◆ Work to be completed
Restate, word for word, every line of the data.

(Extracted records)
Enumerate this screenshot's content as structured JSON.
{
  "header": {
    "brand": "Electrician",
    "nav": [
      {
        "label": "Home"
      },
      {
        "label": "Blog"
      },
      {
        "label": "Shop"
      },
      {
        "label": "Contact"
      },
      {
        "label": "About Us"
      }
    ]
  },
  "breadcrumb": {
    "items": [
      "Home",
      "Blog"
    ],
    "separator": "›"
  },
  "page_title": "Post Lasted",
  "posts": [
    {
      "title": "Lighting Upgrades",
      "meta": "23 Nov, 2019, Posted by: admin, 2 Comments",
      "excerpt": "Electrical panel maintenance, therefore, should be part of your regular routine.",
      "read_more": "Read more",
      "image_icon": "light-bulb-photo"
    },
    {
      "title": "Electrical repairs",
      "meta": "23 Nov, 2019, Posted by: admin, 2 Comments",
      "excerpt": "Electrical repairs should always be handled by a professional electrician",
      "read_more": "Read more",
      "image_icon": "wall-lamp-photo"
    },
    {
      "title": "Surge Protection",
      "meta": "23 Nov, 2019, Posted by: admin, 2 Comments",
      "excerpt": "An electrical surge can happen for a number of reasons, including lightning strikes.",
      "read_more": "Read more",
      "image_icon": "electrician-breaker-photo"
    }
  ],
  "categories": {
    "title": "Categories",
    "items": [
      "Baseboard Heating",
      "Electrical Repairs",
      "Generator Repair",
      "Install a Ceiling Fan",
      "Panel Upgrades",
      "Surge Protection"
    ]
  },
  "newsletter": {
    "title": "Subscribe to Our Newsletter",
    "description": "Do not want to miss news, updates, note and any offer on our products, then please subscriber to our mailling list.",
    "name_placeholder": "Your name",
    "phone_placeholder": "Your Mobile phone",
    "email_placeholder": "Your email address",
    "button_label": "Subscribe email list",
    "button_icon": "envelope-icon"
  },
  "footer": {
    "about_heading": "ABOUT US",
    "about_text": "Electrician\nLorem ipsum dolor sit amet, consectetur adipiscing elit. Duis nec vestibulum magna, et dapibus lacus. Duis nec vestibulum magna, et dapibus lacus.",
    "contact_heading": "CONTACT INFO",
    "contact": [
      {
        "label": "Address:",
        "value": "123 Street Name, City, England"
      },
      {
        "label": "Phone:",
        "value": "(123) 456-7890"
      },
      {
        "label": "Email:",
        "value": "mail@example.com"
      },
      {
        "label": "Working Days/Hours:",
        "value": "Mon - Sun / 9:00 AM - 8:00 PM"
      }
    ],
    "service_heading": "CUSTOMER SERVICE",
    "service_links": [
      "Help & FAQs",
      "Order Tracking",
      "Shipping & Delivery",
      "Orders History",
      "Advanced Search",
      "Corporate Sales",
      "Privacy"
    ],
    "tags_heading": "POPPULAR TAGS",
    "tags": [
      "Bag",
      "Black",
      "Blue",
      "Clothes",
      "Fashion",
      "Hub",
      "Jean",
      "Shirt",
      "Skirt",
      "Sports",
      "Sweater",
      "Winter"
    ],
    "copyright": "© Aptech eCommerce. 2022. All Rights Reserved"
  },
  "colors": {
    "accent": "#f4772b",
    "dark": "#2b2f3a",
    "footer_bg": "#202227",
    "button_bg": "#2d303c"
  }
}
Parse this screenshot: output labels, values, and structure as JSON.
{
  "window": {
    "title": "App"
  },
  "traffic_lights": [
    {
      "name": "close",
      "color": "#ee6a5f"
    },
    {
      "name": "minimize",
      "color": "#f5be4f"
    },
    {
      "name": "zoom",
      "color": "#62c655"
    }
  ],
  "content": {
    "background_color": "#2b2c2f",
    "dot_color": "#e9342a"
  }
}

◆ Written solution
Enumerate this screenshot's content as structured JSON.
{
  "header": {
    "brand": "Electrician",
    "nav": [
      {
        "label": "Home"
      },
      {
        "label": "Blog"
      },
      {
        "label": "Shop"
      },
      {
        "label": "Contact"
      },
      {
        "label": "About Us"
      }
    ]
  },
  "breadcrumb": {
    "items": [
      "Home",
      "Blog"
    ],
    "separator": "›"
  },
  "page_title": "Post Lasted",
  "posts": [
    {
      "title": "Lighting Upgrades",
      "meta": "23 Nov, 2019, Posted by: admin, 2 Comments",
      "excerpt": "Electrical panel maintenance, therefore, should be part of your regular routine.",
      "read_more": "Read more",
      "image_icon": "light-bulb-photo"
    },
    {
      "title": "Electrical repairs",
      "meta": "23 Nov, 2019, Posted by: admin, 2 Comments",
      "excerpt": "Electrical repairs should always be handled by a professional electrician",
      "read_more": "Read more",
      "image_icon": "wall-lamp-photo"
    },
    {
      "title": "Surge Protection",
      "meta": "23 Nov, 2019, Posted by: admin, 2 Comments",
      "excerpt": "An electrical surge can happen for a number of reasons, including lightning strikes.",
      "read_more": "Read more",
      "image_icon": "electrician-breaker-photo"
    }
  ],
  "categories": {
    "title": "Categories",
    "items": [
      "Baseboard Heating",
      "Electrical Repairs",
      "Generator Repair",
      "Install a Ceiling Fan",
      "Panel Upgrades",
      "Surge Protection"
    ]
  },
  "newsletter": {
    "title": "Subscribe to Our Newsletter",
    "description": "Do not want to miss news, updates, note and any offer on our products, then please subscriber to our mailling list.",
    "name_placeholder": "Your name",
    "phone_placeholder": "Your Mobile phone",
    "email_placeholder": "Your email address",
    "button_label": "Subscribe email list",
    "button_icon": "envelope-icon"
  },
  "footer": {
    "about_heading": "ABOUT US",
    "about_text": "Electrician\nLorem ipsum dolor sit amet, consectetur adipiscing elit. Duis nec vestibulum magna, et dapibus lacus. Duis nec vestibulum magna, et dapibus lacus.",
    "contact_heading": "CONTACT INFO",
    "contact": [
      {
        "label": "Address:",
        "value": "123 Street Name, City, England"
      },
      {
        "label": "Phone:",
        "value": "(123) 456-7890"
      },
      {
        "label": "Email:",
        "value": "mail@example.com"
      },
      {
        "label": "Working Days/Hours:",
        "value": "Mon - Sun / 9:00 AM - 8:00 PM"
      }
    ],
    "service_heading": "CUSTOMER SERVICE",
    "service_links": [
      "Help & FAQs",
      "Order Tracking",
      "Shipping & Delivery",
      "Orders History",
      "Advanced Search",
      "Corporate Sales",
      "Privacy"
    ],
    "tags_heading": "POPPULAR TAGS",
    "tags": [
      "Bag",
      "Black",
      "Blue",
      "Clothes",
      "Fashion",
      "Hub",
      "Jean",
      "Shirt",
      "Skirt",
      "Sports",
      "Sweater",
      "Winter"
    ],
    "copyright": "© Aptech eCommerce. 2022. All Rights Reserved"
  },
  "colors": {
    "accent": "#f4772b",
    "dark": "#2b2f3a",
    "footer_bg": "#202227",
    "button_bg": "#2d303c"
  }
}
Parse this screenshot: output labels, values, and structure as JSON.
{
  "window": {
    "title": "App"
  },
  "traffic_lights": [
    {
      "name": "close",
      "color": "#ee6a5f"
    },
    {
      "name": "minimize",
      "color": "#f5be4f"
    },
    {
      "name": "zoom",
      "color": "#62c655"
    }
  ],
  "content": {
    "background_color": "#2b2c2f",
    "dot_color": "#e9342a"
  }
}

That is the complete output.